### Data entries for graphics
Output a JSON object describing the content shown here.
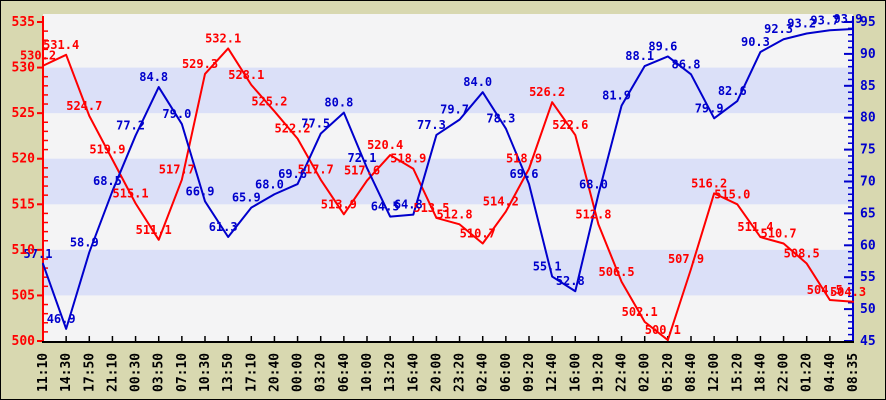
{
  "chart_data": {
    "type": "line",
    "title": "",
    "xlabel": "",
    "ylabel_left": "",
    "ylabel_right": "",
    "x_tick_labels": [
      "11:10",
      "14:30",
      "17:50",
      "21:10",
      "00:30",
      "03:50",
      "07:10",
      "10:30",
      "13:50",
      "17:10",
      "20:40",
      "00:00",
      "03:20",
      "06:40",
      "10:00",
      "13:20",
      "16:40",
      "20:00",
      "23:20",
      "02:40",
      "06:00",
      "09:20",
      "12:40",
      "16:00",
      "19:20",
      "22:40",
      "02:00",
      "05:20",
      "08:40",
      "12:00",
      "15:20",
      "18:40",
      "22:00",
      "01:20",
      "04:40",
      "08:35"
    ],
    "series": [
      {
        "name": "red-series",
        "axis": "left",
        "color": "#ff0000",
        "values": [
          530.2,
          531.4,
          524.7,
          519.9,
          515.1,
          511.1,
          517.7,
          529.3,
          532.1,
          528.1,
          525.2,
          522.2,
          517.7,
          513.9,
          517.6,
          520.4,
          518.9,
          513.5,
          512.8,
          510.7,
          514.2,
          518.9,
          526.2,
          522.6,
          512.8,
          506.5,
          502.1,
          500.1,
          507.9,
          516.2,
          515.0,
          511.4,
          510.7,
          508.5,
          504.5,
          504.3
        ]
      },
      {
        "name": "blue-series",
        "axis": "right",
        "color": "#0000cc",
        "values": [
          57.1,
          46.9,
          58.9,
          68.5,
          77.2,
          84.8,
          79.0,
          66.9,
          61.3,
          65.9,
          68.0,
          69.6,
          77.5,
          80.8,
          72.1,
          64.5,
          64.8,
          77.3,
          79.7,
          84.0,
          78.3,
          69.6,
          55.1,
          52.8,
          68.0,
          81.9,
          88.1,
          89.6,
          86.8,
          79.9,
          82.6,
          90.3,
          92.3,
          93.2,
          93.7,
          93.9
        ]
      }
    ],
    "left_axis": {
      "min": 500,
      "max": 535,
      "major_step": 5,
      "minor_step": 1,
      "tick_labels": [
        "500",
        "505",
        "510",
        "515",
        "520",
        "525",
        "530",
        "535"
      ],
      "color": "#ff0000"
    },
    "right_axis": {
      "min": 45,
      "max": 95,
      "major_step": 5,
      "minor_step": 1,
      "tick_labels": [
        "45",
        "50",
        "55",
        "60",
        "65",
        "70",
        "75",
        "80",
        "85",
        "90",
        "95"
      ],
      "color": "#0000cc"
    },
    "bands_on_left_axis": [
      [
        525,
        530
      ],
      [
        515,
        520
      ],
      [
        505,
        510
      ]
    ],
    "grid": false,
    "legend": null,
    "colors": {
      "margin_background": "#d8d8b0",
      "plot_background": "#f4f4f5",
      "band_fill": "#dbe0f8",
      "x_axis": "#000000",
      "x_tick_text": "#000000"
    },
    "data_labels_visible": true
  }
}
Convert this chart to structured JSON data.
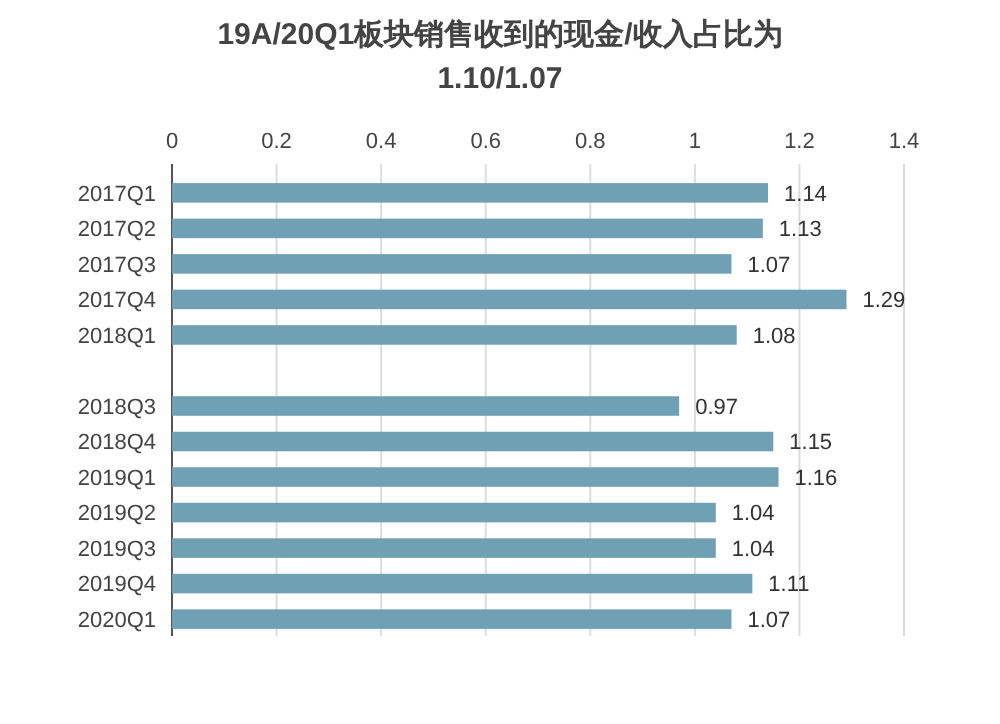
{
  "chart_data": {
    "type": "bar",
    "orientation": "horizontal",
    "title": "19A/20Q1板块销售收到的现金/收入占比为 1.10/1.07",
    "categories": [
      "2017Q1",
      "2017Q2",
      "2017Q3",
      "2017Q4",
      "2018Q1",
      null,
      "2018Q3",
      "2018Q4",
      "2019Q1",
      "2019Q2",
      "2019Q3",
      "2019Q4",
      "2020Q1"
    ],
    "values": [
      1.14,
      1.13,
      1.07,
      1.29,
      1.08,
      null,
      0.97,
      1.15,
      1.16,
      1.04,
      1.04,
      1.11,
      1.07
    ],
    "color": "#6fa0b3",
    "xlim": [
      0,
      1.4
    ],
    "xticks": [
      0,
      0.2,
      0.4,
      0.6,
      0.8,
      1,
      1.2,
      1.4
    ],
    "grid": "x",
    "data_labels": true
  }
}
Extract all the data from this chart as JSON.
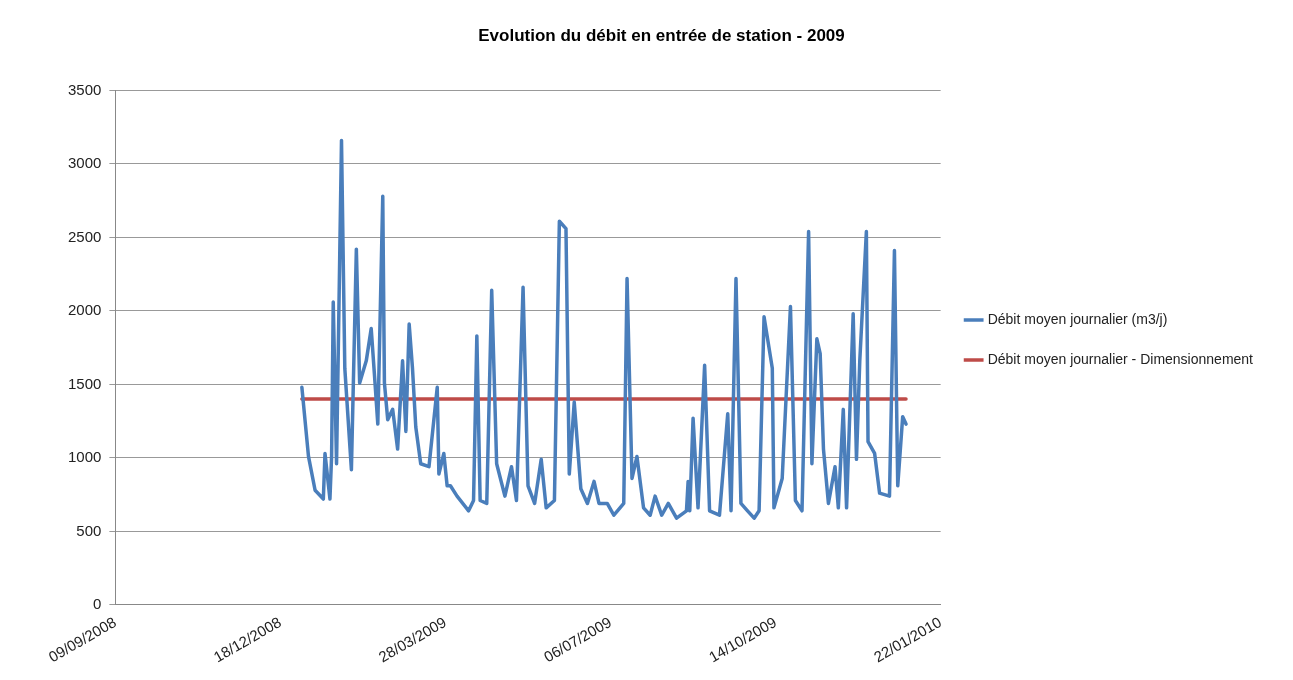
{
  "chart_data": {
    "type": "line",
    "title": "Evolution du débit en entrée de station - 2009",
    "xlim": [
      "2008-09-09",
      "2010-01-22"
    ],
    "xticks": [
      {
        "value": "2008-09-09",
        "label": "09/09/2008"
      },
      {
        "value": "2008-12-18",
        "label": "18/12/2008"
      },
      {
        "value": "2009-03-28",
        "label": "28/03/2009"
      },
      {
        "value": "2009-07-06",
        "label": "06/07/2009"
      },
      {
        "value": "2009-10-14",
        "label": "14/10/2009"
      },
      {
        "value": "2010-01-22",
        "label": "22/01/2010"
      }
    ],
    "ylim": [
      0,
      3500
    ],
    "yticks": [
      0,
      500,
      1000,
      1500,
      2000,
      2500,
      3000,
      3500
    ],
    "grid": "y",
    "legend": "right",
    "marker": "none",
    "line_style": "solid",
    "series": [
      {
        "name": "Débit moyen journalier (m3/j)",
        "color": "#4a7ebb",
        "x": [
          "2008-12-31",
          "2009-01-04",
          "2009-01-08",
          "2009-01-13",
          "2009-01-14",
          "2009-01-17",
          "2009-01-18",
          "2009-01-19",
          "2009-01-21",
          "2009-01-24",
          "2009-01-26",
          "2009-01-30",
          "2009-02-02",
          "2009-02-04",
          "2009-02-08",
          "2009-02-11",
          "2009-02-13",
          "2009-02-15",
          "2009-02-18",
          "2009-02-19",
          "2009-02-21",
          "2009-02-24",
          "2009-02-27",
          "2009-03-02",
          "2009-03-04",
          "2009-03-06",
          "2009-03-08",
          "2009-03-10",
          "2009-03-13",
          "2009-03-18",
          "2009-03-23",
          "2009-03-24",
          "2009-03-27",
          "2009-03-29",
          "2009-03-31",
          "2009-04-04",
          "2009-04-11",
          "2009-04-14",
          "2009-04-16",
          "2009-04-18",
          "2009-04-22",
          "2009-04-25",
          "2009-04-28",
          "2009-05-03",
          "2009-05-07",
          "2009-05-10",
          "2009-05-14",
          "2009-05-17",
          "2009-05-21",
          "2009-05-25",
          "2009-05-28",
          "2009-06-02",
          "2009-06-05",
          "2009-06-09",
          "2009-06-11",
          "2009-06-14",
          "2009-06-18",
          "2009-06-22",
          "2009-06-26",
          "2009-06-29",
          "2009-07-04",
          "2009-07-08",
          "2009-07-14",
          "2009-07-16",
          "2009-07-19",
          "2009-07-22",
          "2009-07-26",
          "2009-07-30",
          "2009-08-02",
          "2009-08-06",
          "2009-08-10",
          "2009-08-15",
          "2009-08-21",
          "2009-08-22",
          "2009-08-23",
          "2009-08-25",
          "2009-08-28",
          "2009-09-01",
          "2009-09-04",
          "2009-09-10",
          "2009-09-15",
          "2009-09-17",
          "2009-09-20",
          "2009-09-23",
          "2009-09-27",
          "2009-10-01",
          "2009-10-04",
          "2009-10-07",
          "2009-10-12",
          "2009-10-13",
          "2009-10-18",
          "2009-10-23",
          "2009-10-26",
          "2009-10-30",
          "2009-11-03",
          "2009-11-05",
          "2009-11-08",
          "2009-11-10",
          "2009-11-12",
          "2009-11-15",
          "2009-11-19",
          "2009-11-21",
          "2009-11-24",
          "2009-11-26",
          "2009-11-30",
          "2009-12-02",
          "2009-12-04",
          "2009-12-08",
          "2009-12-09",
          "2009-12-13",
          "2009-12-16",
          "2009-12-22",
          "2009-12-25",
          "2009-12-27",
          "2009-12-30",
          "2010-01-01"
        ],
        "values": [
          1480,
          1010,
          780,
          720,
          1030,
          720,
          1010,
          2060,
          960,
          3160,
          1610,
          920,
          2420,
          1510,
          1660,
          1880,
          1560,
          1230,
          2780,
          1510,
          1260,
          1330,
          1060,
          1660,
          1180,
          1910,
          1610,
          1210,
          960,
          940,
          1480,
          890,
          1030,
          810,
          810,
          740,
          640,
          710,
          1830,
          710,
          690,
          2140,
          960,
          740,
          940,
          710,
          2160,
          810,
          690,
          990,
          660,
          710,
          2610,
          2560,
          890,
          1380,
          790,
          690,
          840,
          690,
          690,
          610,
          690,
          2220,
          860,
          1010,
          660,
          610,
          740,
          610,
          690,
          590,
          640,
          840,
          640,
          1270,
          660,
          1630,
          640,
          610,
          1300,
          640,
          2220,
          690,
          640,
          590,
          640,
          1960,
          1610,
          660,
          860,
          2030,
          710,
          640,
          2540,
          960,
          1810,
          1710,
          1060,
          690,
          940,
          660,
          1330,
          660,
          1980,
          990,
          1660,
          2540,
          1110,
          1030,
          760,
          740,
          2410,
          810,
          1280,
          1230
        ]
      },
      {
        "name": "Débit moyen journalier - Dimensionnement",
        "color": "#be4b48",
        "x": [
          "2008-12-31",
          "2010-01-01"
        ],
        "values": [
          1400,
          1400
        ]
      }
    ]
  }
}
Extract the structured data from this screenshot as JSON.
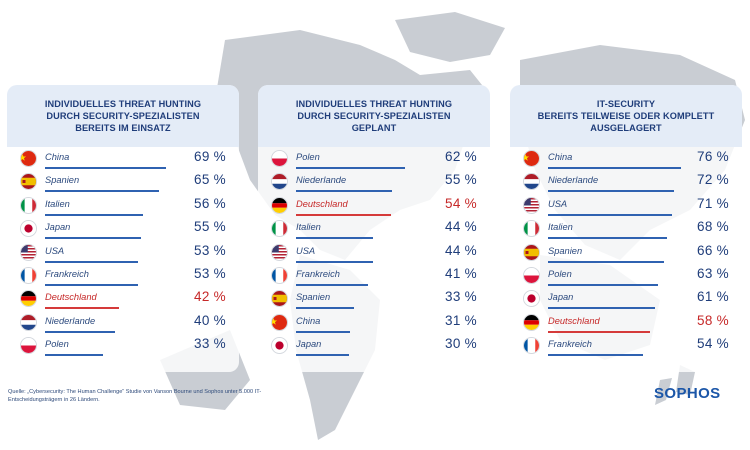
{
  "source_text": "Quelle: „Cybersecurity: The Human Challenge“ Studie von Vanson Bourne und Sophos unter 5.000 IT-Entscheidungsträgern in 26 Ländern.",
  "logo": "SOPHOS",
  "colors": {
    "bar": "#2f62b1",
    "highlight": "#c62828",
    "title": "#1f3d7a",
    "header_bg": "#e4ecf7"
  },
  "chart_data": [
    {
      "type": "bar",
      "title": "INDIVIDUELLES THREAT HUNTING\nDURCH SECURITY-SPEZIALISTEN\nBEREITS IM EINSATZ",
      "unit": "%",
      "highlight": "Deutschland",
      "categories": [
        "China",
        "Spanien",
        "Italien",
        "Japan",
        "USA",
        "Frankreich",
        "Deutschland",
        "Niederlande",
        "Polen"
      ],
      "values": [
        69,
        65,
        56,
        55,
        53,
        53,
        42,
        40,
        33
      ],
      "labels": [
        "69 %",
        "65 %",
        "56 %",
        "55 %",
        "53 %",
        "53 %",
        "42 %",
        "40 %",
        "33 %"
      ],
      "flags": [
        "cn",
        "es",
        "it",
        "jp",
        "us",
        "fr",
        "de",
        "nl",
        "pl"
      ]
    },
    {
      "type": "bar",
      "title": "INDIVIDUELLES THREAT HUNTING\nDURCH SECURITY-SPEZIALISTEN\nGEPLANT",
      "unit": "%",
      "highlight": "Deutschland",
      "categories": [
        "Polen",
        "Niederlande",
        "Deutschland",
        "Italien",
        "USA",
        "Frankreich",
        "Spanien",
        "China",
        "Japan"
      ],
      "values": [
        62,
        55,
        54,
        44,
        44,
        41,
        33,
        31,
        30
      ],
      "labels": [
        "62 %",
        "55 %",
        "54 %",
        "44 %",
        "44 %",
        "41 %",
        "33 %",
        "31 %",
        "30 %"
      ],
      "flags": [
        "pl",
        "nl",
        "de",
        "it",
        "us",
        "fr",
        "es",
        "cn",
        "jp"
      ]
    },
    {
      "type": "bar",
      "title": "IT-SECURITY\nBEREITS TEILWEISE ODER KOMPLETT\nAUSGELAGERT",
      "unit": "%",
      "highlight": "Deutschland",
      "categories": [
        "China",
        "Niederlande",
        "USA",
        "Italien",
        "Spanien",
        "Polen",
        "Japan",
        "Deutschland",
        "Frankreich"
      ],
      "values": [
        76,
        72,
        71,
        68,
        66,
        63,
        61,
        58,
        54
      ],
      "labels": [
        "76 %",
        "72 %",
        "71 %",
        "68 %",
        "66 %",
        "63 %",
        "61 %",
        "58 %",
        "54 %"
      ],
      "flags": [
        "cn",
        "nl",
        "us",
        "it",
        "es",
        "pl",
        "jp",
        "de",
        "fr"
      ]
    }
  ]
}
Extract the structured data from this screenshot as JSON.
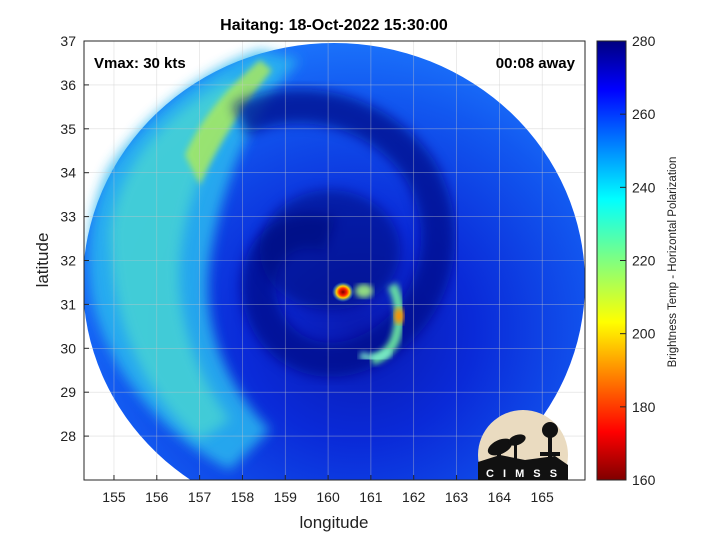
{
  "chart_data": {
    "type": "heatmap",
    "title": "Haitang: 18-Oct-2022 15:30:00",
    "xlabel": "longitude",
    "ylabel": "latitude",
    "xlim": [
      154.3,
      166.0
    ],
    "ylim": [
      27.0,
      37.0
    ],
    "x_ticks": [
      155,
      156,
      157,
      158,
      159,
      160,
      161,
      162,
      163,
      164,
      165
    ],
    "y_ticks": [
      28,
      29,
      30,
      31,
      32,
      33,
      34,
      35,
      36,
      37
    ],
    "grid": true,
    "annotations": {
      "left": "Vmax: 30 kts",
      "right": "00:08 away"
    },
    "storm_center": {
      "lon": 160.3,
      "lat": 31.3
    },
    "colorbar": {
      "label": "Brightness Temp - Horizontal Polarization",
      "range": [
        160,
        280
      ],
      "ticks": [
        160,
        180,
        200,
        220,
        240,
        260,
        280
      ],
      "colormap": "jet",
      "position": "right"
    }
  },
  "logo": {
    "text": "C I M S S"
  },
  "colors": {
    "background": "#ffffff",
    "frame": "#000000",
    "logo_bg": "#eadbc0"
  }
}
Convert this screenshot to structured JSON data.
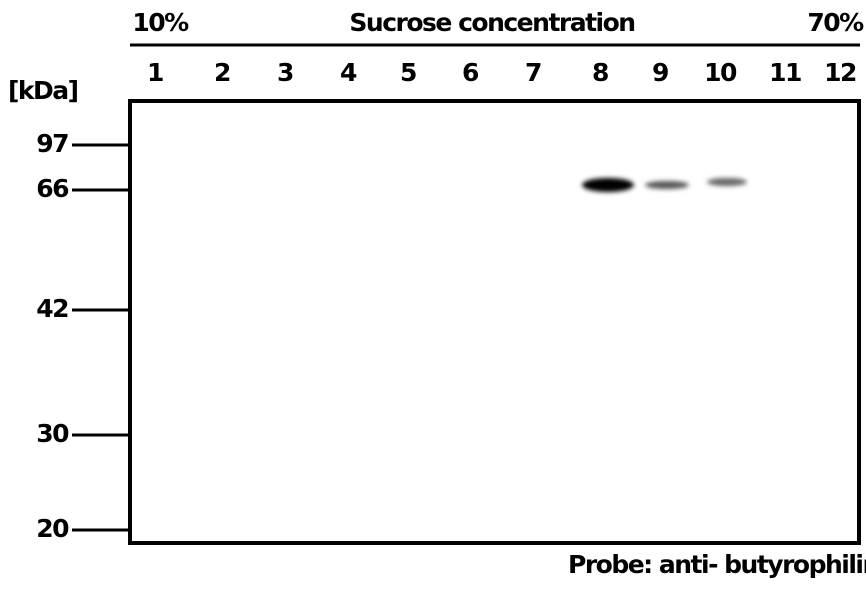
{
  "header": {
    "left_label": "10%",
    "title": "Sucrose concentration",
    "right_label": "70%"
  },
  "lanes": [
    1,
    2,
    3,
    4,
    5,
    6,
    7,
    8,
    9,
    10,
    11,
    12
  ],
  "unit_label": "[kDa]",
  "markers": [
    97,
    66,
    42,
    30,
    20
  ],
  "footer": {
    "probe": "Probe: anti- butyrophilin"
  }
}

### Short task
Copy out each line in the preceding records that contains "name".

### Expected answer
        "name": "red-series",
        "name": "blue-series",
        "name": "Débit moyen journalier (m3/j)",
        "name": "Débit moyen journalier - Dimensionnement",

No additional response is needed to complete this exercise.